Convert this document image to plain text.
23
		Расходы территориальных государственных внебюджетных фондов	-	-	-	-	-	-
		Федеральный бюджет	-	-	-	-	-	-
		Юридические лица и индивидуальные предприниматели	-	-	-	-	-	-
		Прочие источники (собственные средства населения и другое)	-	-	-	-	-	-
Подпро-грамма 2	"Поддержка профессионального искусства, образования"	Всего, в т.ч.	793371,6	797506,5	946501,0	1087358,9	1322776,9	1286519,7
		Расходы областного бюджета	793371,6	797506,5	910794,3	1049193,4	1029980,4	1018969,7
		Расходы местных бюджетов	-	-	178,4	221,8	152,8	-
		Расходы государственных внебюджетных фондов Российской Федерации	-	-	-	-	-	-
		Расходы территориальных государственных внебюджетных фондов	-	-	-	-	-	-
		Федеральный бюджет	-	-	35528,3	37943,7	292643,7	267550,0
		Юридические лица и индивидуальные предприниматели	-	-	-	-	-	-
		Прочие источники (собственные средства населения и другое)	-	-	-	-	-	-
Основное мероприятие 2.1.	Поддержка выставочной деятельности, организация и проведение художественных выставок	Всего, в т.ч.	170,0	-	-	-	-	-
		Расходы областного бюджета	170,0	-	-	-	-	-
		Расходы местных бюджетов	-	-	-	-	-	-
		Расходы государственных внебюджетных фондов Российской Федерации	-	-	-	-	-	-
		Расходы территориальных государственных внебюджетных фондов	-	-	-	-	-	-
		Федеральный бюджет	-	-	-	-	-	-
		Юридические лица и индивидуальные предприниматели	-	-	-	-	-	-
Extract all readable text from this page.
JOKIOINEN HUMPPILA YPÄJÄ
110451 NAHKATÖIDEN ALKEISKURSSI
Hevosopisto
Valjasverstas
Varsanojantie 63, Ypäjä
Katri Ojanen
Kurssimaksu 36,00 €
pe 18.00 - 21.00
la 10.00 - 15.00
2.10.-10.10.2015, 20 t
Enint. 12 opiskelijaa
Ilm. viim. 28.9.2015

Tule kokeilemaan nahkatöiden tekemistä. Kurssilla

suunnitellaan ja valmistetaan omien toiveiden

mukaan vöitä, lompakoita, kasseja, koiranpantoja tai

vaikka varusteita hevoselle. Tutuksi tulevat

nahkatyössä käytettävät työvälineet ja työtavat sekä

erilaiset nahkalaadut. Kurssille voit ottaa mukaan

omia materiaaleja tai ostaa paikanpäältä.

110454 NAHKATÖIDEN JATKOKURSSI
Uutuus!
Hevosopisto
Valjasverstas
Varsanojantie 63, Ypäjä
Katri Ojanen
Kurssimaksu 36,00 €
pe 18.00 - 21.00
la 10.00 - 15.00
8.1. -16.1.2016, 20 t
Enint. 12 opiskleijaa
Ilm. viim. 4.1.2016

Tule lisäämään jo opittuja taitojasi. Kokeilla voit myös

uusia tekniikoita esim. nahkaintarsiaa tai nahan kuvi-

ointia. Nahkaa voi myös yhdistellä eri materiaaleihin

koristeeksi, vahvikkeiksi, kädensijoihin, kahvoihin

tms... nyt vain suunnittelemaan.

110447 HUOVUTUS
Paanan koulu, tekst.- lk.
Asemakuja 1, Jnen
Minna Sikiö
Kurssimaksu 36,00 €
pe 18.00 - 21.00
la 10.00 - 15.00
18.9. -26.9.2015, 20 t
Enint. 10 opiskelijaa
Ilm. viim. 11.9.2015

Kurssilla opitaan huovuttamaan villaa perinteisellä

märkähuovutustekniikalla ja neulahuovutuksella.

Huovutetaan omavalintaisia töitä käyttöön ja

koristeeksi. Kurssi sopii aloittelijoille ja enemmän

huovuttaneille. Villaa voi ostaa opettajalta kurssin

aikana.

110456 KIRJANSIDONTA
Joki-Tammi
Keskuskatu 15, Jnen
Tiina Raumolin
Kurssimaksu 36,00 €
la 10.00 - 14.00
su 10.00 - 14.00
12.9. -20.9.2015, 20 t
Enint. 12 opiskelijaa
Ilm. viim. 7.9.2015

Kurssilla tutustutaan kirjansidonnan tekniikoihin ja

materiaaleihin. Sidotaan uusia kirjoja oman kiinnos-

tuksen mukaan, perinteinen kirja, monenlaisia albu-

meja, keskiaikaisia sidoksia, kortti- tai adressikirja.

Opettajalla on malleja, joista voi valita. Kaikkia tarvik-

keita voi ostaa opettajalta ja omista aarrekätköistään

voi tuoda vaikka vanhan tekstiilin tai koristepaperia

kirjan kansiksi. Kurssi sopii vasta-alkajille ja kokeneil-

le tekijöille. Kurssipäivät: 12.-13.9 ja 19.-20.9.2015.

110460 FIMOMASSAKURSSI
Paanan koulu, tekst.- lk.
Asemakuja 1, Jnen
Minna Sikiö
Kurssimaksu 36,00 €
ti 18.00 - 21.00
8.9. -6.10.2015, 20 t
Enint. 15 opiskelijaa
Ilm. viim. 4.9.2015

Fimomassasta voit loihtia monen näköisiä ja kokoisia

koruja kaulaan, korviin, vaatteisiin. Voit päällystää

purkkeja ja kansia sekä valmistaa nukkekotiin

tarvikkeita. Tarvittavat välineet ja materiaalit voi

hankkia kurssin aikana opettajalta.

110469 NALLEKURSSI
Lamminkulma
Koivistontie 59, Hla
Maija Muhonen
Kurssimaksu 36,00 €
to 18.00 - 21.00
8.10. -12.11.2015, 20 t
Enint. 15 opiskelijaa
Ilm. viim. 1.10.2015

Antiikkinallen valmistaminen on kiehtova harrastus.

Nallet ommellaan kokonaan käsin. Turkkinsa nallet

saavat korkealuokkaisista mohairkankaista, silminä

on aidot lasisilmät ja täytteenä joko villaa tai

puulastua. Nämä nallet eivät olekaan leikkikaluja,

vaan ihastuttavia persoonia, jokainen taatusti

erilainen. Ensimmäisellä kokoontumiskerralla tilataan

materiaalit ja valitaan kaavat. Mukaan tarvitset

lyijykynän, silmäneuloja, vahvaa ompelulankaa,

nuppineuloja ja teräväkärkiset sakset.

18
------
* **DIRECTIONS**
From the records above, pull out each line that has "kurssin".

* **CORRECT RESULT**
huovuttaneille. Villaa voi ostaa opettajalta kurssin
hankkia kurssin aikana opettajalta.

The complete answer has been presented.